Listing
* begin *
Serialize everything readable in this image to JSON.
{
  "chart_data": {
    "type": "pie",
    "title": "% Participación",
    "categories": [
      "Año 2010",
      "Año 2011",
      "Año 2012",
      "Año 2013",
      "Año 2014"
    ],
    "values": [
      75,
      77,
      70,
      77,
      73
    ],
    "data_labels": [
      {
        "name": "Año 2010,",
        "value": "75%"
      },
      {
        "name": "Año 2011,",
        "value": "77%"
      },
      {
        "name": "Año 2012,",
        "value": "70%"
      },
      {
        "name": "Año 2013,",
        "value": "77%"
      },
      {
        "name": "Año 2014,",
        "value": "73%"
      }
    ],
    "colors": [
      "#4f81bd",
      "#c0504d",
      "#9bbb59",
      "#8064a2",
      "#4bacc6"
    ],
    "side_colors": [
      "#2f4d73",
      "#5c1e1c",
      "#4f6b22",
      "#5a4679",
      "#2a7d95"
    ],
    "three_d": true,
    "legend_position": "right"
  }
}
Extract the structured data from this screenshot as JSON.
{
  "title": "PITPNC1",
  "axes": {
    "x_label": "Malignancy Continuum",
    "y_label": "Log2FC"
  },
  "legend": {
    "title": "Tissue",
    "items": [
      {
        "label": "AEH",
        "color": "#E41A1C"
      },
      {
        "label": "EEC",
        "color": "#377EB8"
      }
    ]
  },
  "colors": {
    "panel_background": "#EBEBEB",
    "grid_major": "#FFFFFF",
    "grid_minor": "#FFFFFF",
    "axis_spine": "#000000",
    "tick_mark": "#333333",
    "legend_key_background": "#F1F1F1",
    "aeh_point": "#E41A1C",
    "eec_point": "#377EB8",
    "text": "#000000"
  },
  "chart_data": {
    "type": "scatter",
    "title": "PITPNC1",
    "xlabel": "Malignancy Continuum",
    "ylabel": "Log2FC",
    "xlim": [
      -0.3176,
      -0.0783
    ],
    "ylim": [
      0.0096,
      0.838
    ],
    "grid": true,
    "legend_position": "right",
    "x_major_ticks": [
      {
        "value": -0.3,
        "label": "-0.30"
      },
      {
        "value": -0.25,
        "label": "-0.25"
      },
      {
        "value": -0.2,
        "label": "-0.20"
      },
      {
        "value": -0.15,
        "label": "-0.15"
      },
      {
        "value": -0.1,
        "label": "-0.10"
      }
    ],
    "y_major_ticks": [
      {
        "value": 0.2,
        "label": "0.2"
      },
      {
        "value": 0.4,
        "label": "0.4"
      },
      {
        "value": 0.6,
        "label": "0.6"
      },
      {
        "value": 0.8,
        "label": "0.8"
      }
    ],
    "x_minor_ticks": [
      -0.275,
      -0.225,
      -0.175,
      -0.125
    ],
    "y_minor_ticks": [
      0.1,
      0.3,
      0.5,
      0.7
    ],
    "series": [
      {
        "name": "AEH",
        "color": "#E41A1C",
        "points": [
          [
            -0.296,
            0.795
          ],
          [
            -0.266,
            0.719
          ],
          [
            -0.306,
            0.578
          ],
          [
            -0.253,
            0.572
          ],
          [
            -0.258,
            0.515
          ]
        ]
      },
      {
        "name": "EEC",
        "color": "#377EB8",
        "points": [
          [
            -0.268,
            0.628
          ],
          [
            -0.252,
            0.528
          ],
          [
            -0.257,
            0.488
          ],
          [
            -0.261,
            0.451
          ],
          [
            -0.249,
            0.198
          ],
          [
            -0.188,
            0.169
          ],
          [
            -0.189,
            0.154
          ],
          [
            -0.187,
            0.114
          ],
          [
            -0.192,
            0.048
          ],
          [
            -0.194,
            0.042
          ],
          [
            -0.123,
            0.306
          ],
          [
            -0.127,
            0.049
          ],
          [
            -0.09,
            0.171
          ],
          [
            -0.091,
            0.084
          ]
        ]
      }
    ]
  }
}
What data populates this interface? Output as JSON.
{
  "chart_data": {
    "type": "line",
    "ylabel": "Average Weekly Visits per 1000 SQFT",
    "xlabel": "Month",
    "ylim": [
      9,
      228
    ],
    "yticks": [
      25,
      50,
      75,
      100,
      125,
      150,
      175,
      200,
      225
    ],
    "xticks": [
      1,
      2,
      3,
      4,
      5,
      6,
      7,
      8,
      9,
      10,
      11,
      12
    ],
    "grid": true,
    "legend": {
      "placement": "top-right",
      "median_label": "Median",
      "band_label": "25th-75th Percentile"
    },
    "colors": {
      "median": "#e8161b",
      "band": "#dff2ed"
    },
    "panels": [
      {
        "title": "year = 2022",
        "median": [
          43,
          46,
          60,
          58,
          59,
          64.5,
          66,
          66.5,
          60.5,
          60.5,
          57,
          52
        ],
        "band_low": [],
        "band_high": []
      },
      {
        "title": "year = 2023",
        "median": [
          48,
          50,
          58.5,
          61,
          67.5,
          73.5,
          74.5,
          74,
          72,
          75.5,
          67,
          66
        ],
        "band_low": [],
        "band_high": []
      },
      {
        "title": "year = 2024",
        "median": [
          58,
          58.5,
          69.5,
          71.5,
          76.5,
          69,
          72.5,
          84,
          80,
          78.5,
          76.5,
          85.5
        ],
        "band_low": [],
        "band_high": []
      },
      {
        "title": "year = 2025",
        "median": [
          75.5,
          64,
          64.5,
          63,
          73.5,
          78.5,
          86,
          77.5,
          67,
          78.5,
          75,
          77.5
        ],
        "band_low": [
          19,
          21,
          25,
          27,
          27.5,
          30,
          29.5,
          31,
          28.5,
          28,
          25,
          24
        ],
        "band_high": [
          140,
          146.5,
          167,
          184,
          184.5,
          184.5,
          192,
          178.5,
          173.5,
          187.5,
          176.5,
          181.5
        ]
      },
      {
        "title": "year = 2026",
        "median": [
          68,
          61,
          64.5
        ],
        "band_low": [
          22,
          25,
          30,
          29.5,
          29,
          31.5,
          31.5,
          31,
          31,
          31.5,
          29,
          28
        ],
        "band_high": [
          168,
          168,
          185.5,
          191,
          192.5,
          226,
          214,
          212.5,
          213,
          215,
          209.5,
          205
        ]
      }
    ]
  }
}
* end *
Exercise objective
Count the lines of the data that include the string "title", and give only that number.

Result below
9